- EXERCISE GOAL
Please copy out each of the entries below verbatim, changing nothing.

[START]

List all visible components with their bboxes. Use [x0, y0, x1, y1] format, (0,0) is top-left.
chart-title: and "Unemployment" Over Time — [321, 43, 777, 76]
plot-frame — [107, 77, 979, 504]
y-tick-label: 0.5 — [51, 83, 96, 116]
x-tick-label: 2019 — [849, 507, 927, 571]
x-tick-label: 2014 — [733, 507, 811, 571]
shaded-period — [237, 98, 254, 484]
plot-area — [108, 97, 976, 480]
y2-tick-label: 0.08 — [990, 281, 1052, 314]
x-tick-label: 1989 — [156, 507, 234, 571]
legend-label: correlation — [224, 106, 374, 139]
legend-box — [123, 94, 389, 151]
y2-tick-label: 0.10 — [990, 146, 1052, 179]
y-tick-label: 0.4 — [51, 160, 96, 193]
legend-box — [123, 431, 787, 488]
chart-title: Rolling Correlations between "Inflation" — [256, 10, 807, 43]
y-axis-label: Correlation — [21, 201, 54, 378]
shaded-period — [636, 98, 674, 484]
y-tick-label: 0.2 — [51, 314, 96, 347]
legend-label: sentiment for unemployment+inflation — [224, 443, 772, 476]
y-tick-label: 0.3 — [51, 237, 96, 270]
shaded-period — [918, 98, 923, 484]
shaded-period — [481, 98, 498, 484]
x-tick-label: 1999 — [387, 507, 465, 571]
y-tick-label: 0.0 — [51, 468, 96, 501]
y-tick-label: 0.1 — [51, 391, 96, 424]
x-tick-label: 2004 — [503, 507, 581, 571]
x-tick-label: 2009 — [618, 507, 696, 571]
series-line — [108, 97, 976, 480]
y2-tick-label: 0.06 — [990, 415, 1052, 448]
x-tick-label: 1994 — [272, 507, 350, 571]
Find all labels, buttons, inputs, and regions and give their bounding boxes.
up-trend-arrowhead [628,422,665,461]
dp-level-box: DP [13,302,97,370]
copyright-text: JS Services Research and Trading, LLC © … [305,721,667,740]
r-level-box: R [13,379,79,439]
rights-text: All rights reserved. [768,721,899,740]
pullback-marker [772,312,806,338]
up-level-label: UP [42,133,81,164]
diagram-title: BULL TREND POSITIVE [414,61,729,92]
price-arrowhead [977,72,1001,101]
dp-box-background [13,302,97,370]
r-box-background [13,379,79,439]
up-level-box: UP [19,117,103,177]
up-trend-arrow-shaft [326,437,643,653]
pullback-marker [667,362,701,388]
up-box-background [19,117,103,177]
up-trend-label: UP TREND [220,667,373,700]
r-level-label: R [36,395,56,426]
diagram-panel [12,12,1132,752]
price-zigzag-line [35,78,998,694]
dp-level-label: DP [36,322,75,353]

[END]

- CORRECT ANSWER
List all visible components with their bboxes. Use [x0, y0, x1, y1] format, (0,0) is top-left.
chart-title: and "Unemployment" Over Time — [321, 43, 777, 76]
plot-frame — [107, 77, 979, 504]
y-tick-label: 0.5 — [51, 83, 96, 116]
x-tick-label: 2019 — [849, 507, 927, 571]
x-tick-label: 2014 — [733, 507, 811, 571]
shaded-period — [237, 98, 254, 484]
plot-area — [108, 97, 976, 480]
y2-tick-label: 0.08 — [990, 281, 1052, 314]
x-tick-label: 1989 — [156, 507, 234, 571]
legend-label: correlation — [224, 106, 374, 139]
legend-box — [123, 94, 389, 151]
y2-tick-label: 0.10 — [990, 146, 1052, 179]
y-tick-label: 0.4 — [51, 160, 96, 193]
legend-box — [123, 431, 787, 488]
chart-title: Rolling Correlations between "Inflation" — [256, 10, 807, 43]
y-axis-label: Correlation — [21, 201, 54, 378]
shaded-period — [636, 98, 674, 484]
y-tick-label: 0.2 — [51, 314, 96, 347]
legend-label: sentiment for unemployment+inflation — [224, 443, 772, 476]
y-tick-label: 0.3 — [51, 237, 96, 270]
shaded-period — [918, 98, 923, 484]
shaded-period — [481, 98, 498, 484]
x-tick-label: 1999 — [387, 507, 465, 571]
y-tick-label: 0.0 — [51, 468, 96, 501]
y-tick-label: 0.1 — [51, 391, 96, 424]
x-tick-label: 2004 — [503, 507, 581, 571]
x-tick-label: 2009 — [618, 507, 696, 571]
series-line — [108, 97, 976, 480]
y2-tick-label: 0.06 — [990, 415, 1052, 448]
x-tick-label: 1994 — [272, 507, 350, 571]
Find all labels, buttons, inputs, and regions and give their bounding boxes.
up-trend-arrowhead [628,422,665,461]
dp-level-box: DP [13,302,97,370]
copyright-text: JS Services Research and Trading, LLC © … [305,721,667,740]
r-level-box: R [13,379,79,439]
rights-text: All rights reserved. [768,721,899,740]
pullback-marker [772,312,806,338]
up-level-label: UP [42,133,81,164]
diagram-title: BULL TREND POSITIVE [414,61,729,92]
price-arrowhead [977,72,1001,101]
dp-box-background [13,302,97,370]
r-box-background [13,379,79,439]
up-level-box: UP [19,117,103,177]
up-trend-arrow-shaft [326,437,643,653]
pullback-marker [667,362,701,388]
up-box-background [19,117,103,177]
up-trend-label: UP TREND [220,667,373,700]
r-level-label: R [36,395,56,426]
diagram-panel [12,12,1132,752]
price-zigzag-line [35,78,998,694]
dp-level-label: DP [36,322,75,353]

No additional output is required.